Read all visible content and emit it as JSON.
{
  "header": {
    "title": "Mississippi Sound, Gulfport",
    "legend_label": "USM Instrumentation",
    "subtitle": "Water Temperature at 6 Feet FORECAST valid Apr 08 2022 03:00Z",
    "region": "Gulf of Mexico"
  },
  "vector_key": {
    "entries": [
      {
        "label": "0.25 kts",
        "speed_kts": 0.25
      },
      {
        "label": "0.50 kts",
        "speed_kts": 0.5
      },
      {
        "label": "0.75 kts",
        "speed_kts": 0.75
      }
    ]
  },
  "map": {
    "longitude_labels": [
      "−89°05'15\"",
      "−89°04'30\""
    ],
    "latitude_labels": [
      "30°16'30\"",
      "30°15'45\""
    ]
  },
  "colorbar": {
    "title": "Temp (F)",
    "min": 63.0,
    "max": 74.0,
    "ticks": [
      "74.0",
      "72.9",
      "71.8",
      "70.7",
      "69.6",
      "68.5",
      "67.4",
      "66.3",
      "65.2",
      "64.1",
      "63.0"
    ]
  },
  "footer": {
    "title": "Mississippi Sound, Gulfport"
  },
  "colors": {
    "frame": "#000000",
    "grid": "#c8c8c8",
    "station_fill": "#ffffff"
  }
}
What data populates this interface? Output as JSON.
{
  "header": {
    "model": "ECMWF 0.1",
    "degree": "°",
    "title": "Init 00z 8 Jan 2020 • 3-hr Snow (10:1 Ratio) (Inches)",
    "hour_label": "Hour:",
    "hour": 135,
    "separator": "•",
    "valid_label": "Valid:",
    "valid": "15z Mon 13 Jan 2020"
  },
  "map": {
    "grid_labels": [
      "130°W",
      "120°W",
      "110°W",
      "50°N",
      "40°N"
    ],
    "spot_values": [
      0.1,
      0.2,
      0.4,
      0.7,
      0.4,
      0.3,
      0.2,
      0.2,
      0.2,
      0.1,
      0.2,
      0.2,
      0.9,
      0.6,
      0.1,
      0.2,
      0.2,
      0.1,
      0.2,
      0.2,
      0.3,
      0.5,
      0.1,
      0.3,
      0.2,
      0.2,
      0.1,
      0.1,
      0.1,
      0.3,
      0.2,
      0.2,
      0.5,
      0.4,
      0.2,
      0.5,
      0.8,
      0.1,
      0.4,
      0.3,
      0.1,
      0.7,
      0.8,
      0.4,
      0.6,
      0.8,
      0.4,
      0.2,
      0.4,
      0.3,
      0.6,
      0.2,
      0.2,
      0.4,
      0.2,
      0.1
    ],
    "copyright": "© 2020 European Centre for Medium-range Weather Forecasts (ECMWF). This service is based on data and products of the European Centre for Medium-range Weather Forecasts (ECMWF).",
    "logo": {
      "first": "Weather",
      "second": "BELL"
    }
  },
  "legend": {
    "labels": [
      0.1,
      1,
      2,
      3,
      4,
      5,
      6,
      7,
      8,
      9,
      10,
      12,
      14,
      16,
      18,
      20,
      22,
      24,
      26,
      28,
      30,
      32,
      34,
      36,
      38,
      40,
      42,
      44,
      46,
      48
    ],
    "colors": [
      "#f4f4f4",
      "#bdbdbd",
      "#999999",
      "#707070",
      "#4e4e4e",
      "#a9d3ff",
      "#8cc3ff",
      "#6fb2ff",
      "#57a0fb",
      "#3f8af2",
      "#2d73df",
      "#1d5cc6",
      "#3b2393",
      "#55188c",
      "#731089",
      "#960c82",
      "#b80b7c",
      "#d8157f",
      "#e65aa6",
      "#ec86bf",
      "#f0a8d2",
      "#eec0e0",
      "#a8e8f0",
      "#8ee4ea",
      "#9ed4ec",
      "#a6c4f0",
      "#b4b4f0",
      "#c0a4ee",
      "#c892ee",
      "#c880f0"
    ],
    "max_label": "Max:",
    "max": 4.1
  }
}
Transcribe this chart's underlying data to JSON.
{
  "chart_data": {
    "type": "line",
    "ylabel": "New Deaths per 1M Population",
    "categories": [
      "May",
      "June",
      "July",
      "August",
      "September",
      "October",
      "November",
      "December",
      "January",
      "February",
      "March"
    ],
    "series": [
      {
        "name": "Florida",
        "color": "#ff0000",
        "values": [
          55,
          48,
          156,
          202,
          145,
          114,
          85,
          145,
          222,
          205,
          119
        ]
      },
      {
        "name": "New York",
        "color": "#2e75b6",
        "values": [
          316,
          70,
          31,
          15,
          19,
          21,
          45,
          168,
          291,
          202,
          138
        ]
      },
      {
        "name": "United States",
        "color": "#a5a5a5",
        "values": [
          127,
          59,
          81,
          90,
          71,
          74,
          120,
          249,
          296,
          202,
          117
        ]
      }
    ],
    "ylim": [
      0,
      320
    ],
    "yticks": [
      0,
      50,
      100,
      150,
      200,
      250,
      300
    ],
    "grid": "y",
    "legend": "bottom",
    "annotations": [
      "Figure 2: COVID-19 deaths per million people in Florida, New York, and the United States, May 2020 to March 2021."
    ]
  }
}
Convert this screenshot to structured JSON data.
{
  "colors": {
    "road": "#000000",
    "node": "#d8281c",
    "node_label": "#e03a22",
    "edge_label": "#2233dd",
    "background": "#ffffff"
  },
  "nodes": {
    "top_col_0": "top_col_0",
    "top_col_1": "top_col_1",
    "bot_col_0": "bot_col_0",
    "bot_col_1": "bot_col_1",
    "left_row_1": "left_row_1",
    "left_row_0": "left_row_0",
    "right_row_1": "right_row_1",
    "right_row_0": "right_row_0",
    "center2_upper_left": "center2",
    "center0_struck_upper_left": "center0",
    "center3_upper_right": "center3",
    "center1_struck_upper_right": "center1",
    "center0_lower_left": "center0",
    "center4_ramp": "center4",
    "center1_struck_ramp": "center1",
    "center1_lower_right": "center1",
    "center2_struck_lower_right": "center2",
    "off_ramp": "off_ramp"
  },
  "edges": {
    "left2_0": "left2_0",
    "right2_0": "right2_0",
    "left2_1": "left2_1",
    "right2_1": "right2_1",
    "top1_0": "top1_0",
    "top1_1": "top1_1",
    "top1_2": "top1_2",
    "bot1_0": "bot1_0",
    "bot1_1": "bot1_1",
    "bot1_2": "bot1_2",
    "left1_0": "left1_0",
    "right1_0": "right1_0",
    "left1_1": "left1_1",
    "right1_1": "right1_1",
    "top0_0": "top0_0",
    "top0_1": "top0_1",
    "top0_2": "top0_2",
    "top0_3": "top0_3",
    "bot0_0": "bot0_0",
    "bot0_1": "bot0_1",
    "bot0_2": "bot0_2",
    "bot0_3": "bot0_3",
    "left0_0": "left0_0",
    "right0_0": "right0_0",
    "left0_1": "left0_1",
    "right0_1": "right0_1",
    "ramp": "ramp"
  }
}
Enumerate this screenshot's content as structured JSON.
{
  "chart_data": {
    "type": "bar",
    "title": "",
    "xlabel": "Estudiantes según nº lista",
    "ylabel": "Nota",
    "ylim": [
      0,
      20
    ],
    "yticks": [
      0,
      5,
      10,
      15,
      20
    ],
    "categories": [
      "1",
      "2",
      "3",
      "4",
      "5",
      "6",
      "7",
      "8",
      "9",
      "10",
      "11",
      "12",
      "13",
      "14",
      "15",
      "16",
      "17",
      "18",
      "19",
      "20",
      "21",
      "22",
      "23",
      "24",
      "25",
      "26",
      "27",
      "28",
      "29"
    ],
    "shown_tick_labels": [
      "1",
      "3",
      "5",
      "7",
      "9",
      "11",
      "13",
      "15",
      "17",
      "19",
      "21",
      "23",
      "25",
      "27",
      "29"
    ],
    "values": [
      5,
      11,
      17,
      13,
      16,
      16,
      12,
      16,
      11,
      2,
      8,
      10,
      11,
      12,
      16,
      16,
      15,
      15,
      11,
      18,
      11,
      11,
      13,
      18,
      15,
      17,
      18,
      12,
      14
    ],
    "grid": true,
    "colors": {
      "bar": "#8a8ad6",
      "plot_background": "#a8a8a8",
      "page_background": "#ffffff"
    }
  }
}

+ + +

• [PROBLEM DETAILS]: Using the material above, copy every line in which the string "ylabel" occurs.

• [WRITTEN SOLUTION]:
    "ylabel": "New Deaths per 1M Population",
    "ylabel": "Nota",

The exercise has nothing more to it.